- **EXTRAIT DU TEXTE**:
# # # # # # #

Ce qui m'a le plus agacé :

 

  • la fadeur de la couverture. En fait, le choix de couleurs plutôt ternes peut s'expliquer par la volonté de donner une impression de dessin d'époque... mais jumelé à un personnage avec un air aussi sévère, ça donne une certaine austérité à l'ensemble (pour utiliser un terme à la mode!)

 

  • l'inconstance dans les illustrations qui servent de frontispice à chacun des récits. Autant plusieurs sont littéralement splendides (comme celles introduisant le texte sur Papineau - savamment construite -, la fable wendate ou, sublime entre toutes, le récit des Tremblay!), autant d'autres sont inutilement trop chargés (comme celui de Marie Rollet ou celui d'Iberville - mais que vient faire la roue à cet endroit?). Quand il cherche à faire des patchworks avec les illustrations d'un récit pour s'en servir comme incipit, Monsieur Partel a tendance à tellement en mettre que ça en devient difficile de discerner les divers éléments! Une plus grande simplicité donnerait un résultat plus intéressant, à mon humble avis.

# # # # # # #

- **L'EXERCICE**: Recopie mot pour mot le passage de l'extrait qui commence aux mots « Ce qui m'a le » et s'arrête après « à la mode!) ».

- **MATÉRIEL PRÉSENTÉ**:
# # # # # # #

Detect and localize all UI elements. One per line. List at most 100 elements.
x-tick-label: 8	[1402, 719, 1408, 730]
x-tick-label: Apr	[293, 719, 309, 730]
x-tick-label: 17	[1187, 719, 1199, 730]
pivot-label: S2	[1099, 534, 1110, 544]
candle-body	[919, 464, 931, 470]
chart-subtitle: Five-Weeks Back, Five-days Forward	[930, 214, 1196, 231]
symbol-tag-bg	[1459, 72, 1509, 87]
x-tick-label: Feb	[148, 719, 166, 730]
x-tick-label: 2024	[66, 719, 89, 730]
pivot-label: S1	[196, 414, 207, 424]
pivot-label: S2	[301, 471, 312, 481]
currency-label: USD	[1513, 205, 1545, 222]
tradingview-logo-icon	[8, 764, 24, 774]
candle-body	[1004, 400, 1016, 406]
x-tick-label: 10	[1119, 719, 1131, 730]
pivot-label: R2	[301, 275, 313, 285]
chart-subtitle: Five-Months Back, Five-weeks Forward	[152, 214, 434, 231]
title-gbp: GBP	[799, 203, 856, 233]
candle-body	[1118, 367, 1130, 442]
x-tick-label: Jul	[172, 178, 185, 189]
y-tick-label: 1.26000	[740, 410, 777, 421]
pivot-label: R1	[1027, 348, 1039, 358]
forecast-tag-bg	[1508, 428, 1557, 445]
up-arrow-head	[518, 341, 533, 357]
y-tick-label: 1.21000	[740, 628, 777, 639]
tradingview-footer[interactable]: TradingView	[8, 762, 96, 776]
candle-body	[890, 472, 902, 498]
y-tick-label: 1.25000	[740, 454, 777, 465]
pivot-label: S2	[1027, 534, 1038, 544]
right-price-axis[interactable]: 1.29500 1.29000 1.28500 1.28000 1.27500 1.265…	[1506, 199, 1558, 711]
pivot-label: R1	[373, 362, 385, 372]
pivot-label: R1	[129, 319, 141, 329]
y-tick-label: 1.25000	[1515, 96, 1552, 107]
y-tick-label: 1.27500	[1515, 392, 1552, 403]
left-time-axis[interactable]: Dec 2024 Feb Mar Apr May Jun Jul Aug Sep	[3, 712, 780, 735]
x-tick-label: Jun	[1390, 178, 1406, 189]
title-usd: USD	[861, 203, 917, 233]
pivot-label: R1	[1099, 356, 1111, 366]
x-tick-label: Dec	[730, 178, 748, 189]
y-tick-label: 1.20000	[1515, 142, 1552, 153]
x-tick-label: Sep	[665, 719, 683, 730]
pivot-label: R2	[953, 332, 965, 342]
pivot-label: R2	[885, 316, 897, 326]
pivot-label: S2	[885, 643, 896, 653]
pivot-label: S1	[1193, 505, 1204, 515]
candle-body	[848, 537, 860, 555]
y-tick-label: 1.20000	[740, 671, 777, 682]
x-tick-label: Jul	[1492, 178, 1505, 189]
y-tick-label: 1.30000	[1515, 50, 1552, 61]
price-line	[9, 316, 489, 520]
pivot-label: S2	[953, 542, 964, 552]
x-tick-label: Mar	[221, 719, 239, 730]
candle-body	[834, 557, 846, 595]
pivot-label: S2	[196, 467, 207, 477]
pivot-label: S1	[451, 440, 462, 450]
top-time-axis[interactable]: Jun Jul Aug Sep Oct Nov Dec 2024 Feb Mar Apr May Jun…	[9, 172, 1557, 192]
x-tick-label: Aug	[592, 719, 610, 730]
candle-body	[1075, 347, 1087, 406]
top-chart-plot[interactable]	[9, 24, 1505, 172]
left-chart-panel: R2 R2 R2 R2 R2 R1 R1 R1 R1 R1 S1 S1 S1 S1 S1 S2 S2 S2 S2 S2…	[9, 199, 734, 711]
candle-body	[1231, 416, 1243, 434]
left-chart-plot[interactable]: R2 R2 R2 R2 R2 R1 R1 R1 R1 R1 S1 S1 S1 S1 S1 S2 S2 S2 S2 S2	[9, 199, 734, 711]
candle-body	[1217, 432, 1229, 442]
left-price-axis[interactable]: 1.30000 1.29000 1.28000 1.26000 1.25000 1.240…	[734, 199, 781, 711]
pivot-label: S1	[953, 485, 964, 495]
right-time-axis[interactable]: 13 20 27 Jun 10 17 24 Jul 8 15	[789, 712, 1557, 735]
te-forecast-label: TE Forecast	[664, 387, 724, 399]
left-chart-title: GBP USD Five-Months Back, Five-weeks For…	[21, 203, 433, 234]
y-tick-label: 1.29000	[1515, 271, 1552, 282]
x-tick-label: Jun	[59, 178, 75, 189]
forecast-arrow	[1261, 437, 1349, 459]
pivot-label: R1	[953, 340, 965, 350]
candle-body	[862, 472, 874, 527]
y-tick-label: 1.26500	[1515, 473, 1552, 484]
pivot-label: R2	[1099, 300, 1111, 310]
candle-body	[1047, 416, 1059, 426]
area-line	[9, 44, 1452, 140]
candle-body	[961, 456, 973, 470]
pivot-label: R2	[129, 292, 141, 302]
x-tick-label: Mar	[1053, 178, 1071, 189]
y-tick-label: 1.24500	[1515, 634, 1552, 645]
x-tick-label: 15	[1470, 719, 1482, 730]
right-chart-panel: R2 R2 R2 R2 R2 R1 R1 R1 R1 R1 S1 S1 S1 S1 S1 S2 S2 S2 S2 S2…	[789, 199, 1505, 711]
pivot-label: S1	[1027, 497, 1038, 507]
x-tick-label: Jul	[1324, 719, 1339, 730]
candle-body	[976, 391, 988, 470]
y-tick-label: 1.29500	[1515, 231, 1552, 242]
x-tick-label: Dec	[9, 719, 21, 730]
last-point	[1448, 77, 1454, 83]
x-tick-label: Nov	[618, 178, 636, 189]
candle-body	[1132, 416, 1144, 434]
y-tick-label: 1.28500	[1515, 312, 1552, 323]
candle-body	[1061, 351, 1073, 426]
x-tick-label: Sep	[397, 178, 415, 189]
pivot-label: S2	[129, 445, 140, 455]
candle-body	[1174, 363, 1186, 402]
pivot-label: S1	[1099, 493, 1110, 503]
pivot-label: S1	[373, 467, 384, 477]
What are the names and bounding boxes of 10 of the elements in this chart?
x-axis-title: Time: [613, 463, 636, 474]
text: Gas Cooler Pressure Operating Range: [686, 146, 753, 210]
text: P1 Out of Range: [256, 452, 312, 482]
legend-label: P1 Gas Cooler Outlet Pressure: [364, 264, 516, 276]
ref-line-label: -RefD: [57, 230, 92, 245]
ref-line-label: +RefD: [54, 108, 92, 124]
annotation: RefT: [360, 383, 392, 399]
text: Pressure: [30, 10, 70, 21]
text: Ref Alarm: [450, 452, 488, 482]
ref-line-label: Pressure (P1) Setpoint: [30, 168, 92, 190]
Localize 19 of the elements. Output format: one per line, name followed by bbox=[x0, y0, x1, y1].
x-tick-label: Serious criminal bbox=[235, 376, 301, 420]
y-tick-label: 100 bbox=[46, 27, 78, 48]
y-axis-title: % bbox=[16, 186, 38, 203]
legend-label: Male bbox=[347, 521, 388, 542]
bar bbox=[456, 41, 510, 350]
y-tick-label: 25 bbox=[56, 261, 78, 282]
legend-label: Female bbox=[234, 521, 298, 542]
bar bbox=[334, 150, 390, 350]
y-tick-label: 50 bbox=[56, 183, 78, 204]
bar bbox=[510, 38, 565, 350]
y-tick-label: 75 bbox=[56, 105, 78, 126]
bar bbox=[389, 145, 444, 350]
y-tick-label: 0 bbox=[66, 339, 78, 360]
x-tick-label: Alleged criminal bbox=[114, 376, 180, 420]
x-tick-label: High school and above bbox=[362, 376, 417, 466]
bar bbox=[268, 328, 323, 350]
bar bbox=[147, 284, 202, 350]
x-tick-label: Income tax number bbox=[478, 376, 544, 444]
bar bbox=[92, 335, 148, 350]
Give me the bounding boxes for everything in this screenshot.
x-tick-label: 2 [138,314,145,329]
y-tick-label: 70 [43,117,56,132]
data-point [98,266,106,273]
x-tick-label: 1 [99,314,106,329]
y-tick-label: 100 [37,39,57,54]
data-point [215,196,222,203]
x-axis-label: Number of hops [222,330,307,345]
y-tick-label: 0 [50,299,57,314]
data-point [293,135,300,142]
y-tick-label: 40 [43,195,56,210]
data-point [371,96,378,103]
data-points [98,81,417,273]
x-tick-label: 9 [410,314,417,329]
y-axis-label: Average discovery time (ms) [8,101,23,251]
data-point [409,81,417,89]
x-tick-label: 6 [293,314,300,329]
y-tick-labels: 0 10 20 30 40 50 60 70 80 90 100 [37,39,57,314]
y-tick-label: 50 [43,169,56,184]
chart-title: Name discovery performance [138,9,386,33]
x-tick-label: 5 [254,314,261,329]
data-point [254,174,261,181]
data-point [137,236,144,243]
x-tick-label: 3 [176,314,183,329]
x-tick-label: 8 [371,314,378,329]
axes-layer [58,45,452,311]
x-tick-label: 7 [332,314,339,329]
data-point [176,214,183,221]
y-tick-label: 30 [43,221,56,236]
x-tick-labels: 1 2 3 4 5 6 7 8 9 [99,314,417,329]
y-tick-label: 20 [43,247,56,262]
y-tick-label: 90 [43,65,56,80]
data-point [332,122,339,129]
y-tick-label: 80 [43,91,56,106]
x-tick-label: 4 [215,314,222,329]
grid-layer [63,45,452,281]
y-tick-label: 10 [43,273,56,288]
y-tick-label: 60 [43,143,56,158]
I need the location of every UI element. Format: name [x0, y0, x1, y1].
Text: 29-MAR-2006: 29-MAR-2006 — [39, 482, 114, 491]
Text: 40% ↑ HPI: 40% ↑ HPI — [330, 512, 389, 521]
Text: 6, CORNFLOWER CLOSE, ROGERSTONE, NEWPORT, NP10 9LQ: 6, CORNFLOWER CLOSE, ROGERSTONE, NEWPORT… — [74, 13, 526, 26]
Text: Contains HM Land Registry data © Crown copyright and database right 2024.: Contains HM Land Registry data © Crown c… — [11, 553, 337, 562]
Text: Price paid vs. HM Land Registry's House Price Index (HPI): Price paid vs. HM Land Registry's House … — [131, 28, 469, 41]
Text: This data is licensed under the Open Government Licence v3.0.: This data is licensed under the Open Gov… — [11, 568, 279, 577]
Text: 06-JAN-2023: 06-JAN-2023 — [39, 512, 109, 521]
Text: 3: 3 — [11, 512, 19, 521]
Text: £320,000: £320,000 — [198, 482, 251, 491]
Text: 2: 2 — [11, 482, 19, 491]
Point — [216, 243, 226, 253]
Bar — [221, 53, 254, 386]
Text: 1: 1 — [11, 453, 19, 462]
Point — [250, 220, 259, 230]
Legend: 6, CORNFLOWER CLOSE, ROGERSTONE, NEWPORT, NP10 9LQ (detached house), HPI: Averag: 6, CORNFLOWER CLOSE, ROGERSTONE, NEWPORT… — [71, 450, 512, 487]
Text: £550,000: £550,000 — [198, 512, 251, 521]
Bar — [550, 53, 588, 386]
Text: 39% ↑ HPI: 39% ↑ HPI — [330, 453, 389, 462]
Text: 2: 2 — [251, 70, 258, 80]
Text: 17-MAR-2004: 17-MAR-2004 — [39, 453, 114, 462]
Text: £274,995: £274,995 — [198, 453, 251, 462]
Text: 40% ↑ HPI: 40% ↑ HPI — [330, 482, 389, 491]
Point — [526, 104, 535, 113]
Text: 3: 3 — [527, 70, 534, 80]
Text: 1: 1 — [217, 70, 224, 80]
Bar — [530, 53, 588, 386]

# # # # # # #

- **RÉPONSE ATTENDUE**:
Ce qui m'a le plus agacé :

 

  • la fadeur de la couverture. En fait, le choix de couleurs plutôt ternes peut s'expliquer par la volonté de donner une impression de dessin d'époque... mais jumelé à un personnage avec un air aussi sévère, ça donne une certaine austérité à l'ensemble (pour utiliser un terme à la mode!)